##### 記事 #####

SOCRATES: And are we late for a feast?
CALLICLES: Yes, and a delightful feast; ...

仏語訳では
CALLICLÈS
C’est à la guerre et à la bataille, Socrate, qu’il faut, dit le proverbe, prendre part comme vous faites.
SOCRATE
Est-ce que nous sommes, comme on dit, arrivés après la fête ? Sommes-nous en retard ?
CALLICLÈS
Oui, et après une fête délicieuse ;

どうも祭りと言うよりはパーティ(feast; fête)に遅れてきたような感じですが。

また別の翻訳には
« Tu arrives, Socrate, comme on dit, au bon moment pour prendre part à la guerre et à la bataille » (polèmou kai machès)
とありますが、ここは祭りとは関係ありませんな。


日本語については、『日本国語大辞典』によれば、
(1)祭札の翌日。また、その日、神饌(しんせん)を下げて飲食すること。後宴。

##### 提供データ #####

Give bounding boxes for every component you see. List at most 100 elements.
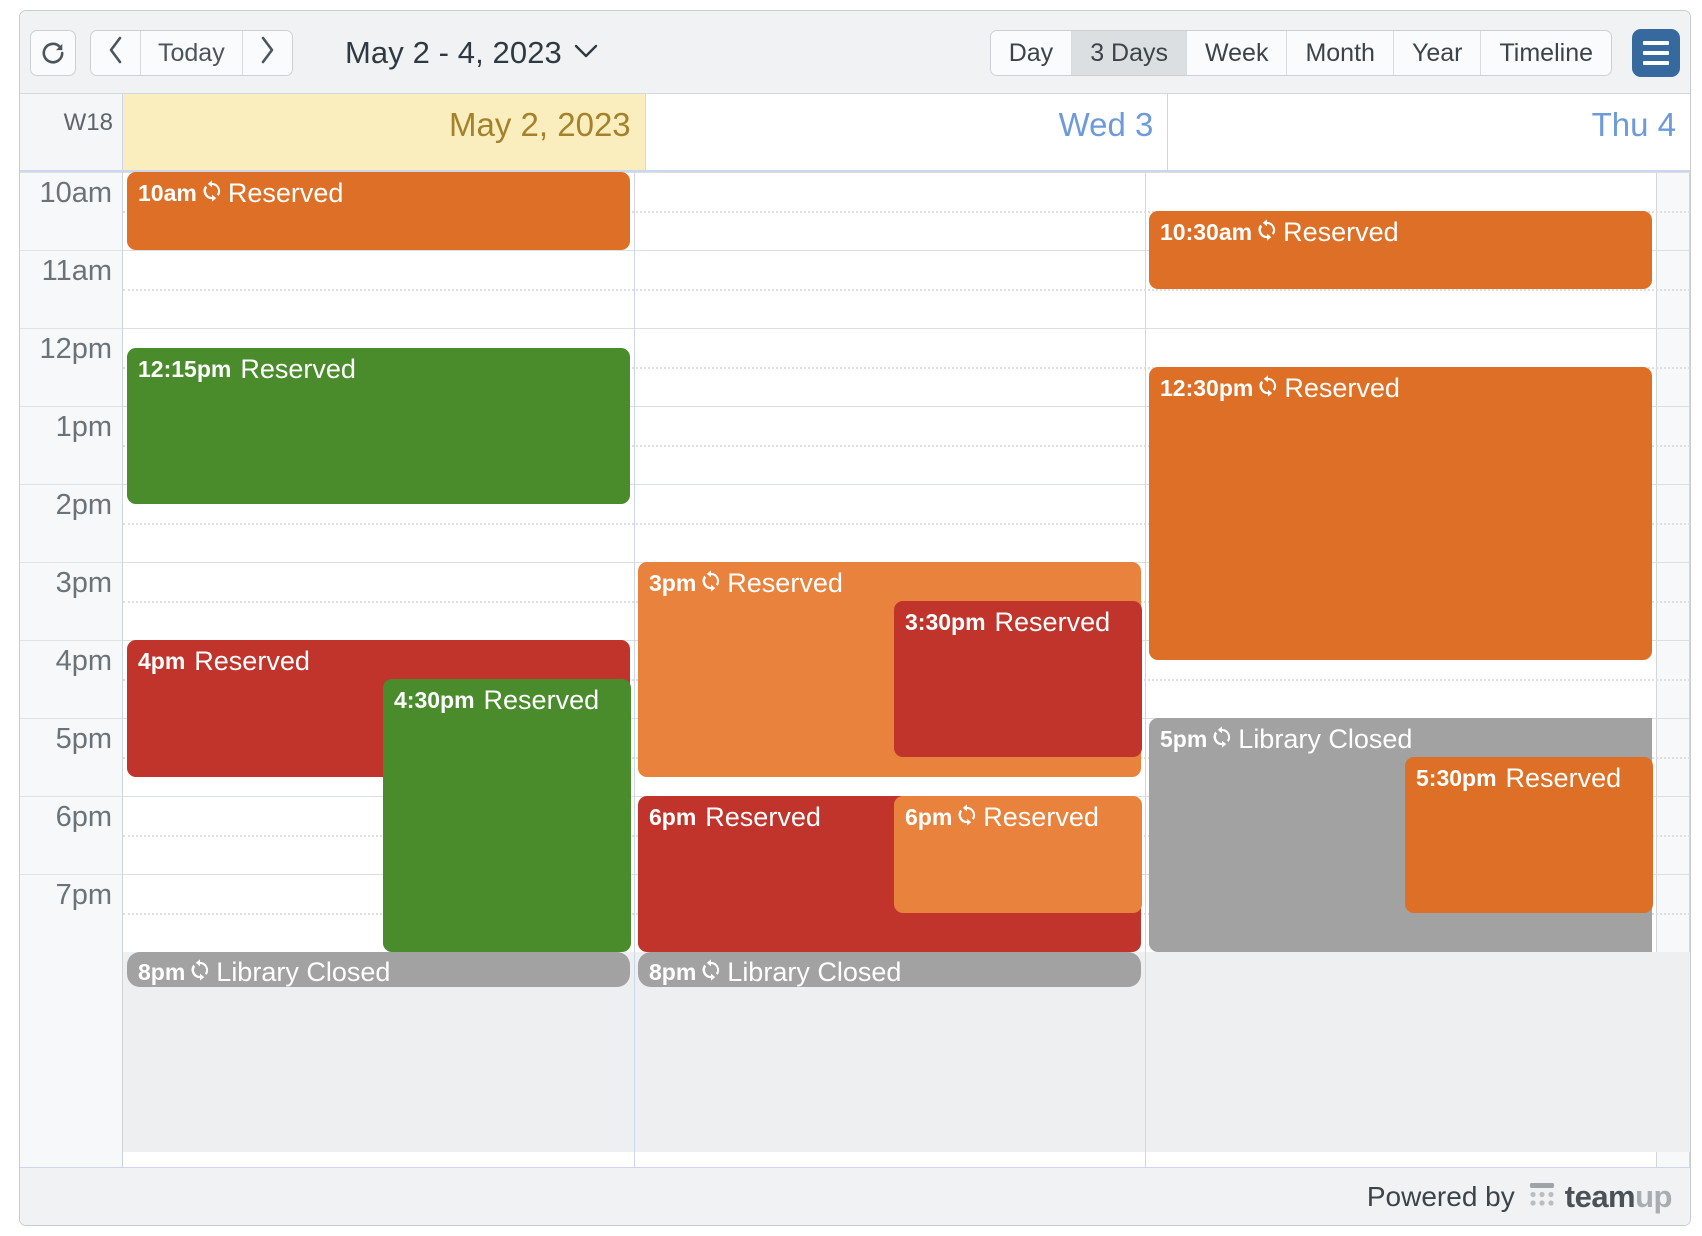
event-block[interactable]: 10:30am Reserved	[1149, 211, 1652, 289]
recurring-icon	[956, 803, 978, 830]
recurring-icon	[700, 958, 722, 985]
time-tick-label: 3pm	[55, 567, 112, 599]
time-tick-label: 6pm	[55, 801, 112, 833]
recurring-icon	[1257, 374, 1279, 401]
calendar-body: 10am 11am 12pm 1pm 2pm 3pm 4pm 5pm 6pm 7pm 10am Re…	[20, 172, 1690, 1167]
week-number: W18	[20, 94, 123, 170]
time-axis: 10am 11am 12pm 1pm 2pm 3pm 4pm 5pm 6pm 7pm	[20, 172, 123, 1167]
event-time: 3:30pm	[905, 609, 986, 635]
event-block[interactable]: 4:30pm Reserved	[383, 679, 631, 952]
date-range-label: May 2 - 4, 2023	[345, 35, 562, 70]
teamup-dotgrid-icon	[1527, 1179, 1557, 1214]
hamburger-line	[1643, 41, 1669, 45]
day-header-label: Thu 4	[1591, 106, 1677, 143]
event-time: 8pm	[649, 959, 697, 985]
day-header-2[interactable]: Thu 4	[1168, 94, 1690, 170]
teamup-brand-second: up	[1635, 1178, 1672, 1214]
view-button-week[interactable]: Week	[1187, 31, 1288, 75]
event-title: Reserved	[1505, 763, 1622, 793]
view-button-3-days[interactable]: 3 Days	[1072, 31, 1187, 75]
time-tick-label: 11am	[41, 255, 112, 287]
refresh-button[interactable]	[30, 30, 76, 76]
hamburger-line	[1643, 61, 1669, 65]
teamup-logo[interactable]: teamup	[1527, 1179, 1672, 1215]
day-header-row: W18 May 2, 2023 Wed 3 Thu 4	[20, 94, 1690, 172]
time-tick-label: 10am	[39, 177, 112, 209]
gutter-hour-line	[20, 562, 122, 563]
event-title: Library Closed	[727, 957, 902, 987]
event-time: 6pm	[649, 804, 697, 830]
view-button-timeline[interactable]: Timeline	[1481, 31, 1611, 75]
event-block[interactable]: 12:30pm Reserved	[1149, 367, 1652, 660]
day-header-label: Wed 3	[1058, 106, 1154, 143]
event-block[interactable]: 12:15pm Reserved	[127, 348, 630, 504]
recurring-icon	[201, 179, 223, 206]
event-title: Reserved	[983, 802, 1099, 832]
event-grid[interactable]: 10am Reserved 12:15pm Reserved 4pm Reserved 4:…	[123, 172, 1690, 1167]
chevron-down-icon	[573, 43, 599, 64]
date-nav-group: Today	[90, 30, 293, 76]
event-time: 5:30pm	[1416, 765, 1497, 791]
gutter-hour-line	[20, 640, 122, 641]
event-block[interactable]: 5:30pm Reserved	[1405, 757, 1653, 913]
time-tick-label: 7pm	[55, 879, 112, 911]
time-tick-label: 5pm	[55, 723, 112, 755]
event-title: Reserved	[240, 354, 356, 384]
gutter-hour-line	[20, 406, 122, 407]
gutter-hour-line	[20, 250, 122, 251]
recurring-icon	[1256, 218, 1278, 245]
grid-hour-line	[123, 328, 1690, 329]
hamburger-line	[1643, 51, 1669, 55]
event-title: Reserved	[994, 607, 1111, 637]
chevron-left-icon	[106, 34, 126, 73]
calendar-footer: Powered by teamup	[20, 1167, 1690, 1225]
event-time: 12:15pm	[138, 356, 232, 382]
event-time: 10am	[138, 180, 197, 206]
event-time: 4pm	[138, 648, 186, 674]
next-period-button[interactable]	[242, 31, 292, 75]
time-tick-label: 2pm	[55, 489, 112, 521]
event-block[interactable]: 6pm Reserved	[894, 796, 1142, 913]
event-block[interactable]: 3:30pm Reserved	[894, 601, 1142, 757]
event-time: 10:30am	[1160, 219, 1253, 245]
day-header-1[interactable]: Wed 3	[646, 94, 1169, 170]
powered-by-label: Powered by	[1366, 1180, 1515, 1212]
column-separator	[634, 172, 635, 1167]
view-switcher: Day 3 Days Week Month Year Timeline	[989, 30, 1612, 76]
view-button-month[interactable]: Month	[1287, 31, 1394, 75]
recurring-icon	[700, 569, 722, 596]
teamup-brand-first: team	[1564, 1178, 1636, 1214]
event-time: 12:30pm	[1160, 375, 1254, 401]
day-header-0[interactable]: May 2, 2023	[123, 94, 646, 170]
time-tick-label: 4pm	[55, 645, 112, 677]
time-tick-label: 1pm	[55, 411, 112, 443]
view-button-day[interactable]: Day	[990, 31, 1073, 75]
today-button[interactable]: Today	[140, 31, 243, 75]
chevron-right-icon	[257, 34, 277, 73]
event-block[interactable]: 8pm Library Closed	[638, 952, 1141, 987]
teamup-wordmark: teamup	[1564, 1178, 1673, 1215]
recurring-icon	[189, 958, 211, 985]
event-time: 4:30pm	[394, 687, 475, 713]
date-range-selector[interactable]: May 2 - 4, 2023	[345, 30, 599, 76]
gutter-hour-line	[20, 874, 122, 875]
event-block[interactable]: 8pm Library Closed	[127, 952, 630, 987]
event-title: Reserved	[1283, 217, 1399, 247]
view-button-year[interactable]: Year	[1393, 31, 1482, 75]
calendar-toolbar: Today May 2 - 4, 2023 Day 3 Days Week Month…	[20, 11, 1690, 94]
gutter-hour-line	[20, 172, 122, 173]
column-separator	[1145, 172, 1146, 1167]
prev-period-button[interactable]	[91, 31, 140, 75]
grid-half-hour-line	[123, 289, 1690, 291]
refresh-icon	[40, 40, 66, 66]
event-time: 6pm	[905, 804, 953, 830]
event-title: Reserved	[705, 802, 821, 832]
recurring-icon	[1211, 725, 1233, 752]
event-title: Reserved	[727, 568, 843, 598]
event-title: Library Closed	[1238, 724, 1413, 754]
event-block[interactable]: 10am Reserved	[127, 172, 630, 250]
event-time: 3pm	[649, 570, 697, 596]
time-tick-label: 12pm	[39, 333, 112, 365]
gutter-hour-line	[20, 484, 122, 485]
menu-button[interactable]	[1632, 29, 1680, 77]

#####
##### 提供データ #####

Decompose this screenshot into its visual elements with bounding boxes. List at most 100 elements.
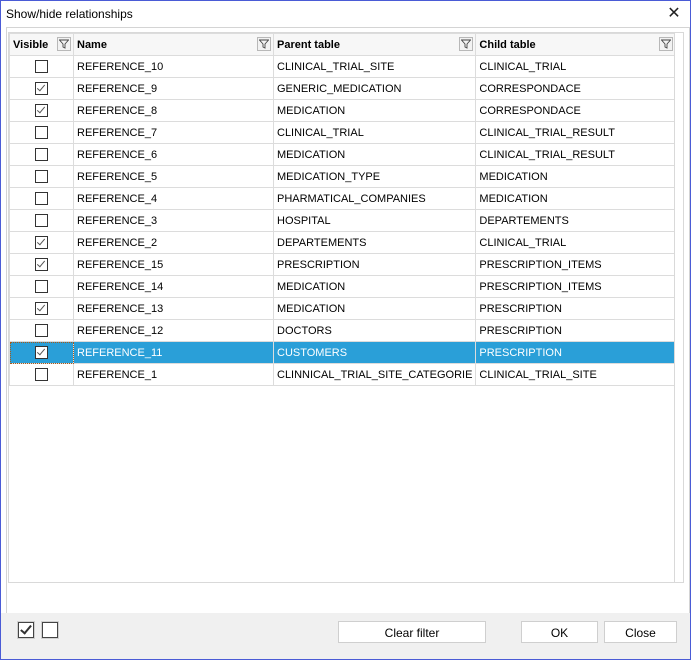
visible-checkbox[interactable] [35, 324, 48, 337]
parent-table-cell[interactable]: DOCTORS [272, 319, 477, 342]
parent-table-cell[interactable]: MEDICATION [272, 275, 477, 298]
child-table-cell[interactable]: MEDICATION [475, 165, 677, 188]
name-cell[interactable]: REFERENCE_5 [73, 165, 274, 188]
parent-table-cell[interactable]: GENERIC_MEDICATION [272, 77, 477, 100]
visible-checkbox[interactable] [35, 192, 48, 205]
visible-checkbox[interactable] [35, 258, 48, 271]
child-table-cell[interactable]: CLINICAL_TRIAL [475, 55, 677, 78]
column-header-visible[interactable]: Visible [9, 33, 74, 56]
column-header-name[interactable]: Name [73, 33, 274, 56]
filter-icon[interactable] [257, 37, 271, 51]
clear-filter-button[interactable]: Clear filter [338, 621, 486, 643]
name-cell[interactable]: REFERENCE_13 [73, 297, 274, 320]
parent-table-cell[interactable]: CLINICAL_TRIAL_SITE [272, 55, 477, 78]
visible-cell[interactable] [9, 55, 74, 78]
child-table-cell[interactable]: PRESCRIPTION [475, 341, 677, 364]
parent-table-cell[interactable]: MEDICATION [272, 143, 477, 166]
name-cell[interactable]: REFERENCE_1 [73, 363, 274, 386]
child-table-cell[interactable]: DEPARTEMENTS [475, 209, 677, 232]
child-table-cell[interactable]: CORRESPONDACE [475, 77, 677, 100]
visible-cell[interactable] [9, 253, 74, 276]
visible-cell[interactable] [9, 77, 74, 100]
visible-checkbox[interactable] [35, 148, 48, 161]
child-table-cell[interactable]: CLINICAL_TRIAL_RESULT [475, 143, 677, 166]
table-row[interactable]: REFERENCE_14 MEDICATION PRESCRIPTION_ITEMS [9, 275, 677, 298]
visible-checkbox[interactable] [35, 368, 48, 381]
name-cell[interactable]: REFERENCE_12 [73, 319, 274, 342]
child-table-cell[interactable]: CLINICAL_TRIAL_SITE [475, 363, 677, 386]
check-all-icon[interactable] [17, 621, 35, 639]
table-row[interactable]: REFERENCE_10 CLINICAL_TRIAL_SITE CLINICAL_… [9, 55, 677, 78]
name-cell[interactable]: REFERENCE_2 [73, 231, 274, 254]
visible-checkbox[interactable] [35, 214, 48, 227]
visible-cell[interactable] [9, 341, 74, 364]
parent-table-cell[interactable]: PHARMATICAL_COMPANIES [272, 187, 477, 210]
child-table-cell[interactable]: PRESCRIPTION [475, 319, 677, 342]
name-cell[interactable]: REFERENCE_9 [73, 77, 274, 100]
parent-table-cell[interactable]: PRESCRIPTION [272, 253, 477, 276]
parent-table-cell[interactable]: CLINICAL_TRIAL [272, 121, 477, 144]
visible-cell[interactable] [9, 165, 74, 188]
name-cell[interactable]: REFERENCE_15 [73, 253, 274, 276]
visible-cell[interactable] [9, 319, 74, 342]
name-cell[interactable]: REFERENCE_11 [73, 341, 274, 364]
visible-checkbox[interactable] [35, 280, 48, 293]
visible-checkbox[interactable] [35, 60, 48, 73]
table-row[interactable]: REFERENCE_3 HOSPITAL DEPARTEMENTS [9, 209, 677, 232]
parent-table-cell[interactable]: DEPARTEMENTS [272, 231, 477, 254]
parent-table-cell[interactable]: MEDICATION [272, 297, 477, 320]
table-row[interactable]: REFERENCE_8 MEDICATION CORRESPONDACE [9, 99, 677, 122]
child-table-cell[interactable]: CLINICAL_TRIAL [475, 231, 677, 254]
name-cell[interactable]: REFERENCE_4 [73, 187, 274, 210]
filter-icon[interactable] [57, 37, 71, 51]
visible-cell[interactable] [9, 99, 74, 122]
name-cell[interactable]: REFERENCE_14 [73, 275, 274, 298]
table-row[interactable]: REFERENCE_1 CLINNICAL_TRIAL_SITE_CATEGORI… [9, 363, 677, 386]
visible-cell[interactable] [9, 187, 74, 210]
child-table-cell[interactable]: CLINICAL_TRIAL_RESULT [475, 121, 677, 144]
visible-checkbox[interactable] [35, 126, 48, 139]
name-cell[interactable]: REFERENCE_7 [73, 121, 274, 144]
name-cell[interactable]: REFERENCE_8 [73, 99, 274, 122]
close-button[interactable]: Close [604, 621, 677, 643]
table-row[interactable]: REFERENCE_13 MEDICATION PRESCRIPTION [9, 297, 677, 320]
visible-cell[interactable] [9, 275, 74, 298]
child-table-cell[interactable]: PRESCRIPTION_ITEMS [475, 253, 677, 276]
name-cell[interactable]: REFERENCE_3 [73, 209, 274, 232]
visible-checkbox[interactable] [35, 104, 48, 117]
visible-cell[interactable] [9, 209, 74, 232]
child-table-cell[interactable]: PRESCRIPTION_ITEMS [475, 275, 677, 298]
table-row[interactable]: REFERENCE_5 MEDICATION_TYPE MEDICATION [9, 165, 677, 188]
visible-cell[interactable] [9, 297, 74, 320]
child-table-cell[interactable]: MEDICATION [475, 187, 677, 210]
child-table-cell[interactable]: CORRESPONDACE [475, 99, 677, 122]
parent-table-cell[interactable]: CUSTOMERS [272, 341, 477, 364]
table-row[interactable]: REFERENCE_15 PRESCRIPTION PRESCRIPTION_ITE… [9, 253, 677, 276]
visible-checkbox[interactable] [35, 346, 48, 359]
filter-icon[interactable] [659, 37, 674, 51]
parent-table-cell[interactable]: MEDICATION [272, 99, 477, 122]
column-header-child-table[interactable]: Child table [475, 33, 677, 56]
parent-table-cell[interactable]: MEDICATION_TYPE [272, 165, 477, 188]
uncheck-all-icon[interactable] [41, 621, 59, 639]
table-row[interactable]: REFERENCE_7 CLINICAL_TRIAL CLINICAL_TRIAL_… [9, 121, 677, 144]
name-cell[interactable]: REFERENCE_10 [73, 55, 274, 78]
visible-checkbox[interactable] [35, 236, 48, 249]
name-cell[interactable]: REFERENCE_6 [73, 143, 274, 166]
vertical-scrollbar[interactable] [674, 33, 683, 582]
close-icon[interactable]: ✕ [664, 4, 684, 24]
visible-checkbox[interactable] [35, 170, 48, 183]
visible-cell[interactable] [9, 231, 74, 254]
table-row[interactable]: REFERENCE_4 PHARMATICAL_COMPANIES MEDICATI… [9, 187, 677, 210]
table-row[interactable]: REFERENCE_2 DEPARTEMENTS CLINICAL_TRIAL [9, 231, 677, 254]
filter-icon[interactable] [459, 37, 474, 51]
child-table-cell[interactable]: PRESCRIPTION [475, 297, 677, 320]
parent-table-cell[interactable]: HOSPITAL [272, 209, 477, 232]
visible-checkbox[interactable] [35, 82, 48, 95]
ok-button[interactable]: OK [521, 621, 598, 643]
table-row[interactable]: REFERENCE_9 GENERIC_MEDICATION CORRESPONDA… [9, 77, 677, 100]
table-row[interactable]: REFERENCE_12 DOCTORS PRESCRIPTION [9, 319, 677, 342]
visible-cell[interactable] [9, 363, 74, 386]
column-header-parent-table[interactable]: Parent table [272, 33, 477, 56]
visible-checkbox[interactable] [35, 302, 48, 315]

#####

• _課題一覧_
a: 翻訳を比べた記事で、発言者名として全部大文字で書かれている表記は何ですか。重複を除いてすべて挙げてください。
b: 翻訳を比べた記事の続きを、最後の一文の後から書いてください。

• _課題ごとの解答_
a: SOCRATES、CALLICLES、CALLICLÈS、SOCRATE

b:
*俳諧・鷹筑波集〔1638〕四「八月十六日八幡へ参詣して、跡の祭(マツリ)するや臨時の放生会(はうじゃうゑ)」

*浮世草子・世間胸算用〔1692〕一・三「毎年京大坂へくるは、此神々に備へたる跡(アト)の祭り也」

(2)(祭の済んだ後の山車(だし)の意から)物事が、その時機をはずして、無益なものになってしまうこと。手おくれ。

*虚堂録臆断〔1534〕五「死して後に紙銭を焼て不祥を除く也。をかしいこと也。無用処也。あとのまつり也」

*俳諧・毛吹草〔1638〕二「あとのまつり ほとけもなきだうへまいる」

*浄瑠璃・艷容女舞衣(三勝半七)〔1772〕下「コリャ宗岸が一生の仕損ひとサ悔(くや)んでも跡の祭」

*雑俳・川傍柳〔1780〜83〕一「人にいいなさるなとは跡の祭り也」

う~ん、プラトンは関係なさそう。
特に(1)は「(祭りの)後の祭り」「(本祭の)後の小祭」ということですから、「手遅れ」ということではありませんね。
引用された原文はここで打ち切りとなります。